Your task: Return all the entries exactly, keeping pictures out.

Dataset rows:
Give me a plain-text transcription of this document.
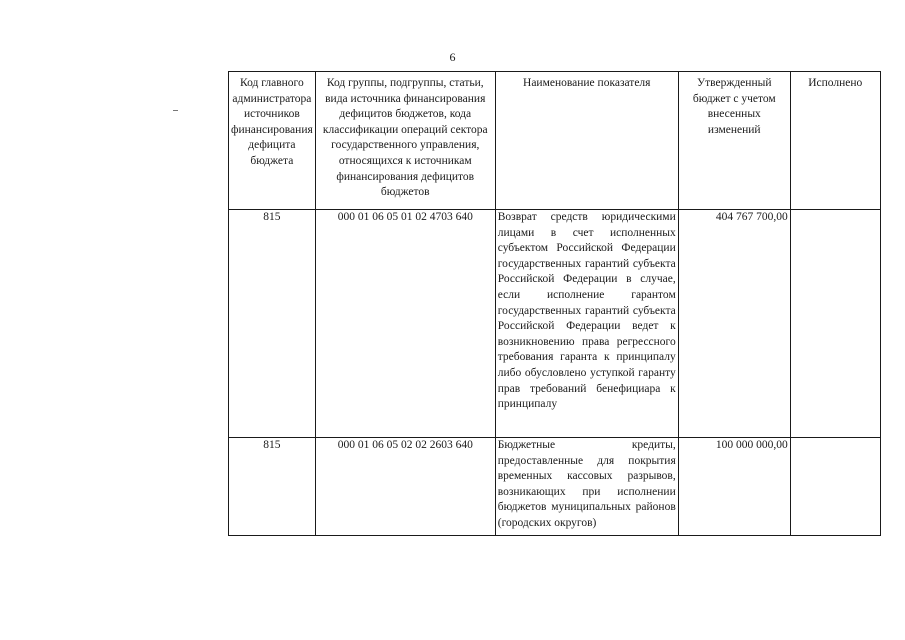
6
Код главного администратора источников финансирования дефицита бюджета	Код группы, подгруппы, статьи, вида источника финансирования дефицитов бюджетов, кода классификации операций сектора государственного управления, относящихся к источникам финансирования дефицитов бюджетов	Наименование показателя	Утвержденный бюджет с учетом внесенных изменений	Исполнено
815	000 01 06 05 01 02 4703 640	Возврат средств юридическими лицами в счет исполненных субъектом Российской Федерации государственных гарантий субъекта Российской Федерации в случае, если исполнение гарантом государственных гарантий субъекта Российской Федерации ведет к возникновению права регрессного требования гаранта к принципалу либо обусловлено уступкой гаранту прав требований бенефициара к принципалу	404 767 700,00	
815	000 01 06 05 02 02 2603 640	Бюджетные кредиты, предоставленные для покрытия временных кассовых разрывов, возникающих при исполнении бюджетов муниципальных районов (городских округов)	100 000 000,00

Solution to this exercise:
Give me a plain-text transcription of this document.
6
Код главного администратора источников финансирования дефицита бюджета	Код группы, подгруппы, статьи, вида источника финансирования дефицитов бюджетов, кода классификации операций сектора государственного управления, относящихся к источникам финансирования дефицитов бюджетов	Наименование показателя	Утвержденный бюджет с учетом внесенных изменений	Исполнено
815	000 01 06 05 01 02 4703 640	Возврат средств юридическими лицами в счет исполненных субъектом Российской Федерации государственных гарантий субъекта Российской Федерации в случае, если исполнение гарантом государственных гарантий субъекта Российской Федерации ведет к возникновению права регрессного требования гаранта к принципалу либо обусловлено уступкой гаранту прав требований бенефициара к принципалу	404 767 700,00	
815	000 01 06 05 02 02 2603 640	Бюджетные кредиты, предоставленные для покрытия временных кассовых разрывов, возникающих при исполнении бюджетов муниципальных районов (городских округов)	100 000 000,00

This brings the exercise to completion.